AIM:
Using the records provided below, locate and copy each line that contains the word "Environment".

==============================

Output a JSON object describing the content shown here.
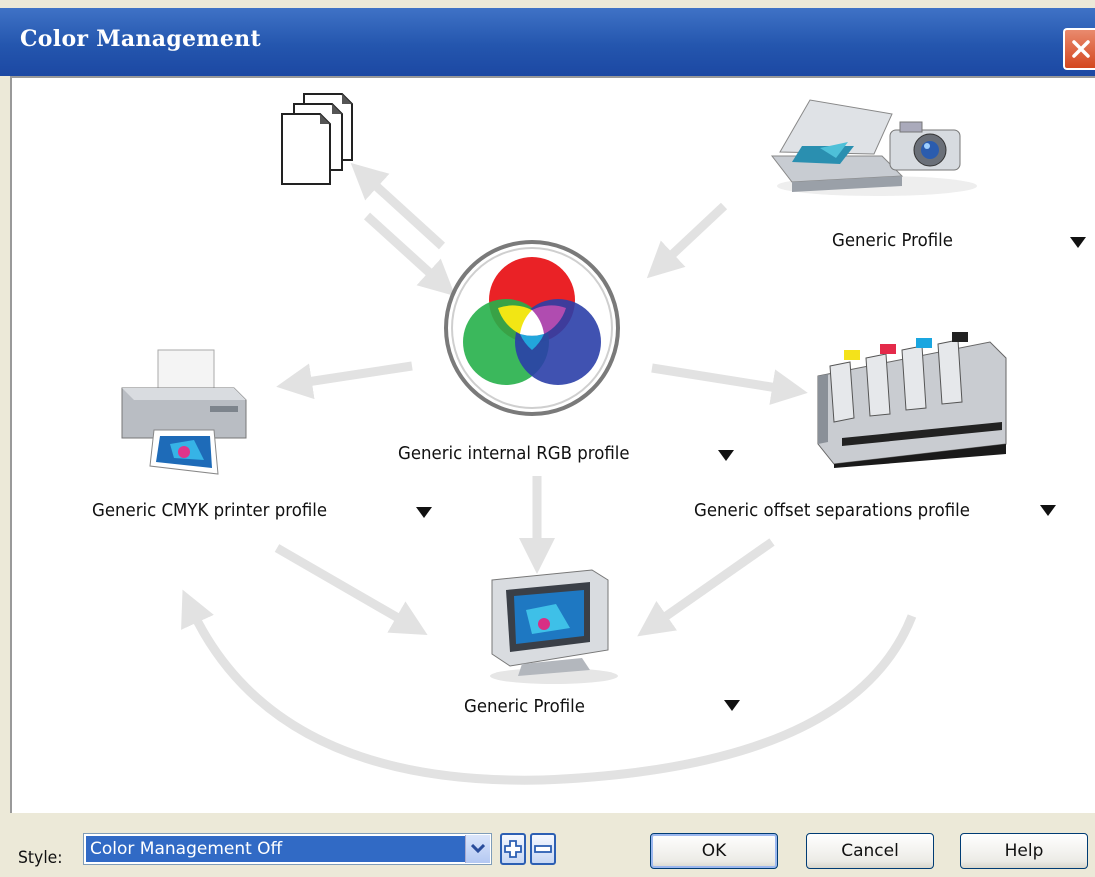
{
  "window": {
    "title": "Color Management"
  },
  "diagram": {
    "input_device": {
      "label": "Generic Profile",
      "icon": "scanner-camera-icon"
    },
    "documents": {
      "icon": "document-stack-icon"
    },
    "internal_rgb": {
      "label": "Generic internal RGB profile",
      "icon": "rgb-color-wheel-icon"
    },
    "composite_printer": {
      "label": "Generic CMYK printer profile",
      "icon": "printer-icon"
    },
    "separations_printer": {
      "label": "Generic offset separations profile",
      "icon": "offset-press-icon"
    },
    "monitor": {
      "label": "Generic Profile",
      "icon": "monitor-icon"
    }
  },
  "footer": {
    "style_label": "Style:",
    "style_value": "Color Management Off",
    "add_icon": "plus-icon",
    "remove_icon": "minus-icon",
    "ok_label": "OK",
    "cancel_label": "Cancel",
    "help_label": "Help"
  },
  "colors": {
    "titlebar": "#2456ae",
    "selection": "#316ac5",
    "close": "#d4471f"
  }
}
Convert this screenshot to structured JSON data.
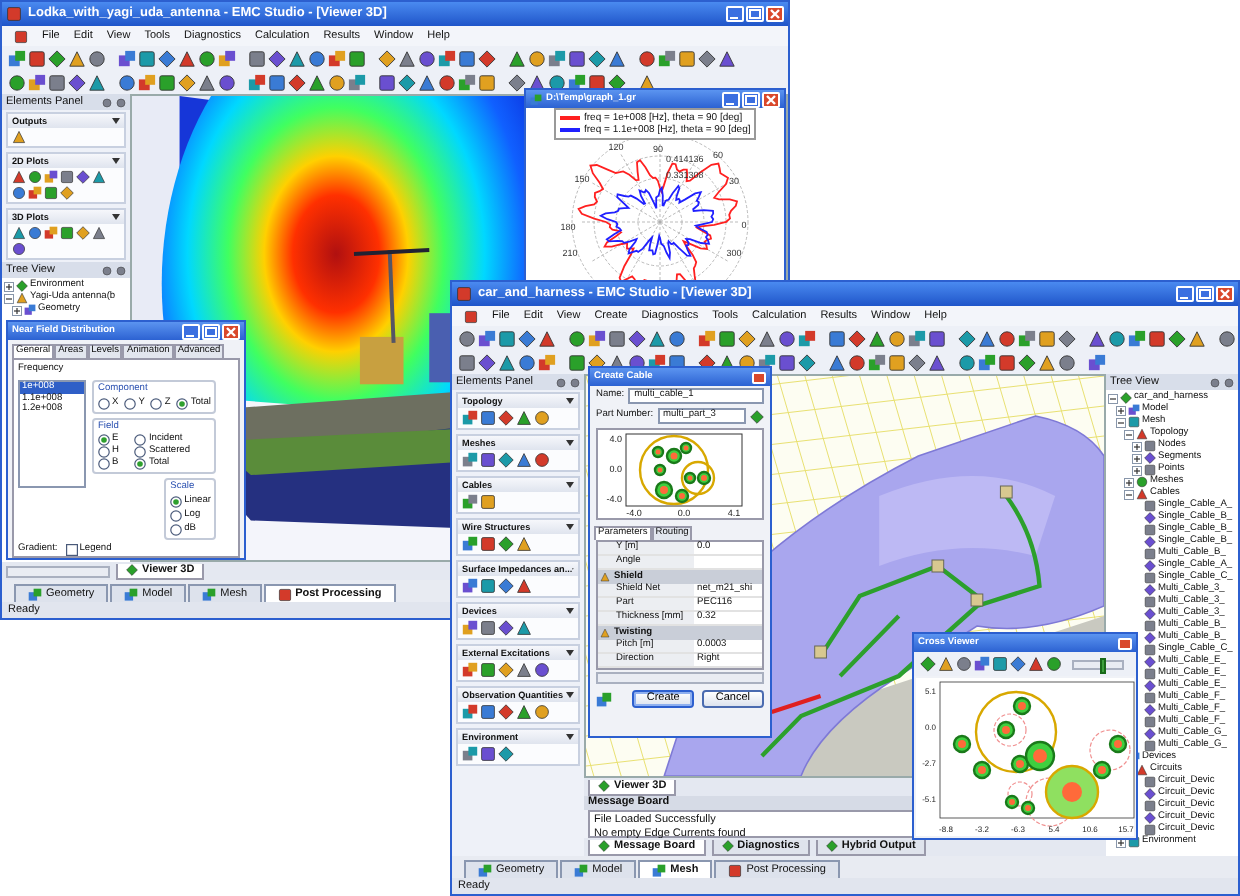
{
  "back_window": {
    "title": "Lodka_with_yagi_uda_antenna - EMC Studio - [Viewer 3D]",
    "menu": [
      "File",
      "Edit",
      "View",
      "Tools",
      "Diagnostics",
      "Calculation",
      "Results",
      "Window",
      "Help"
    ],
    "elements_panel": {
      "title": "Elements Panel",
      "sections": [
        "Outputs",
        "2D Plots",
        "3D Plots"
      ]
    },
    "tree_view": {
      "title": "Tree View",
      "items": [
        {
          "label": "Environment",
          "expanded": false
        },
        {
          "label": "Yagi-Uda antenna(b",
          "expanded": true,
          "children": [
            {
              "label": "Geometry",
              "expanded": false
            }
          ]
        }
      ]
    },
    "graph_window": {
      "title": "D:\\Temp\\graph_1.gr",
      "legend": [
        {
          "label": "freq = 1e+008 [Hz], theta = 90 [deg]",
          "color": "#ff2020"
        },
        {
          "label": "freq = 1.1e+008 [Hz], theta = 90 [deg]",
          "color": "#2020ff"
        }
      ],
      "radial_labels": [
        "0.414136",
        "0.331308"
      ],
      "angle_labels": [
        "90",
        "60",
        "30",
        "0",
        "120",
        "150",
        "180",
        "210",
        "300"
      ]
    },
    "near_field": {
      "title": "Near Field Distribution",
      "tabs": [
        {
          "label": "General",
          "selected": true
        },
        {
          "label": "Areas",
          "selected": false
        },
        {
          "label": "Levels",
          "selected": false
        },
        {
          "label": "Animation",
          "selected": false
        },
        {
          "label": "Advanced",
          "selected": false
        }
      ],
      "frequency_label": "Frequency",
      "frequencies": [
        {
          "label": "1e+008",
          "selected": true
        },
        {
          "label": "1.1e+008",
          "selected": false
        },
        {
          "label": "1.2e+008",
          "selected": false
        }
      ],
      "component": {
        "label": "Component",
        "options": [
          {
            "label": "X",
            "selected": false
          },
          {
            "label": "Y",
            "selected": false
          },
          {
            "label": "Z",
            "selected": false
          },
          {
            "label": "Total",
            "selected": true
          }
        ]
      },
      "field": {
        "label": "Field",
        "options": [
          {
            "label": "E",
            "selected": true
          },
          {
            "label": "H",
            "selected": false
          },
          {
            "label": "B",
            "selected": false
          }
        ],
        "source_options": [
          {
            "label": "Incident",
            "selected": false
          },
          {
            "label": "Scattered",
            "selected": false
          },
          {
            "label": "Total",
            "selected": true
          }
        ]
      },
      "scale": {
        "label": "Scale",
        "options": [
          {
            "label": "Linear",
            "selected": true
          },
          {
            "label": "Log",
            "selected": false
          },
          {
            "label": "dB",
            "selected": false
          }
        ]
      },
      "gradient_label": "Gradient:",
      "legend": {
        "label": "Legend",
        "checked": false
      }
    },
    "view_tabs": [
      {
        "label": "Viewer 3D",
        "selected": true
      }
    ],
    "mode_tabs": [
      {
        "label": "Geometry",
        "selected": false
      },
      {
        "label": "Model",
        "selected": false
      },
      {
        "label": "Mesh",
        "selected": false
      },
      {
        "label": "Post Processing",
        "selected": true
      }
    ],
    "status": "Ready"
  },
  "front_window": {
    "title": "car_and_harness - EMC Studio - [Viewer 3D]",
    "menu": [
      "File",
      "Edit",
      "View",
      "Create",
      "Diagnostics",
      "Tools",
      "Calculation",
      "Results",
      "Window",
      "Help"
    ],
    "elements_panel": {
      "title": "Elements Panel",
      "sections": [
        "Topology",
        "Meshes",
        "Cables",
        "Wire Structures",
        "Surface Impedances an...",
        "Devices",
        "External Excitations",
        "Observation Quantities",
        "Environment"
      ]
    },
    "create_cable": {
      "title": "Create Cable",
      "fields": [
        {
          "label": "Name:",
          "value": "multi_cable_1"
        },
        {
          "label": "Part Number:",
          "value": "multi_part_3"
        }
      ],
      "y_labels": [
        "4.0",
        "0.0",
        "-4.0"
      ],
      "x_labels": [
        "-4.0",
        "0.0",
        "4.1"
      ],
      "tabs": [
        {
          "label": "Parameters",
          "selected": true
        },
        {
          "label": "Routing",
          "selected": false
        }
      ],
      "properties": [
        {
          "kind": "property",
          "label": "Y [m]",
          "value": "0.0"
        },
        {
          "kind": "property",
          "label": "Angle"
        },
        {
          "kind": "category",
          "label": "Shield"
        },
        {
          "kind": "property",
          "label": "Shield Net",
          "value": "net_m21_shi"
        },
        {
          "kind": "property",
          "label": "Part",
          "value": "PEC116"
        },
        {
          "kind": "property",
          "label": "Thickness [mm]",
          "value": "0.32"
        },
        {
          "kind": "category",
          "label": "Twisting"
        },
        {
          "kind": "property",
          "label": "Pitch [m]",
          "value": "0.0003"
        },
        {
          "kind": "property",
          "label": "Direction",
          "value": "Right"
        }
      ],
      "buttons": [
        {
          "label": "Create",
          "default": true
        },
        {
          "label": "Cancel",
          "default": false
        }
      ]
    },
    "view_tabs": [
      {
        "label": "Viewer 3D",
        "selected": true
      }
    ],
    "message_board": {
      "title": "Message Board",
      "messages": [
        "File Loaded Successfully",
        "No empty Edge Currents found"
      ]
    },
    "board_tabs": [
      {
        "label": "Message Board",
        "selected": true
      },
      {
        "label": "Diagnostics",
        "selected": false
      },
      {
        "label": "Hybrid Output",
        "selected": false
      }
    ],
    "tree_view": {
      "title": "Tree View",
      "items": [
        {
          "label": "car_and_harness",
          "expanded": true,
          "children": [
            {
              "label": "Model",
              "expanded": false
            },
            {
              "label": "Mesh",
              "expanded": true,
              "children": [
                {
                  "label": "Topology",
                  "expanded": true,
                  "children": [
                    {
                      "label": "Nodes",
                      "expanded": false
                    },
                    {
                      "label": "Segments",
                      "expanded": false
                    },
                    {
                      "label": "Points",
                      "expanded": false
                    }
                  ]
                },
                {
                  "label": "Meshes",
                  "expanded": false
                },
                {
                  "label": "Cables",
                  "expanded": true,
                  "children": [
                    {
                      "label": "Single_Cable_A_"
                    },
                    {
                      "label": "Single_Cable_B_"
                    },
                    {
                      "label": "Single_Cable_B_"
                    },
                    {
                      "label": "Single_Cable_B_"
                    },
                    {
                      "label": "Multi_Cable_B_"
                    },
                    {
                      "label": "Single_Cable_A_"
                    },
                    {
                      "label": "Single_Cable_C_"
                    },
                    {
                      "label": "Multi_Cable_3_"
                    },
                    {
                      "label": "Multi_Cable_3_"
                    },
                    {
                      "label": "Multi_Cable_3_"
                    },
                    {
                      "label": "Multi_Cable_B_"
                    },
                    {
                      "label": "Multi_Cable_B_"
                    },
                    {
                      "label": "Single_Cable_C_"
                    },
                    {
                      "label": "Multi_Cable_E_"
                    },
                    {
                      "label": "Multi_Cable_E_"
                    },
                    {
                      "label": "Multi_Cable_E_"
                    },
                    {
                      "label": "Multi_Cable_F_"
                    },
                    {
                      "label": "Multi_Cable_F_"
                    },
                    {
                      "label": "Multi_Cable_F_"
                    },
                    {
                      "label": "Multi_Cable_G_"
                    },
                    {
                      "label": "Multi_Cable_G_"
                    }
                  ]
                }
              ]
            },
            {
              "label": "Devices",
              "expanded": true,
              "children": [
                {
                  "label": "Circuits",
                  "expanded": true,
                  "children": [
                    {
                      "label": "Circuit_Devic"
                    },
                    {
                      "label": "Circuit_Devic"
                    },
                    {
                      "label": "Circuit_Devic"
                    },
                    {
                      "label": "Circuit_Devic"
                    },
                    {
                      "label": "Circuit_Devic"
                    }
                  ]
                }
              ]
            },
            {
              "label": "Environment",
              "expanded": false
            }
          ]
        }
      ]
    },
    "cross_viewer": {
      "title": "Cross Viewer",
      "zoom_slider": {
        "level": 0.55
      },
      "y_labels": [
        "5.1",
        "0.0",
        "-2.7",
        "-5.1"
      ],
      "x_labels": [
        "-8.8",
        "-3.2",
        "-6.3",
        "5.4",
        "10.6",
        "15.7"
      ]
    },
    "mode_tabs": [
      {
        "label": "Geometry",
        "selected": false
      },
      {
        "label": "Model",
        "selected": false
      },
      {
        "label": "Mesh",
        "selected": true
      },
      {
        "label": "Post Processing",
        "selected": false
      }
    ],
    "status": "Ready"
  }
}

==============================

EXERCISE RESULT:
          "label": "Environment",
        "Environment"
              "label": "Environment",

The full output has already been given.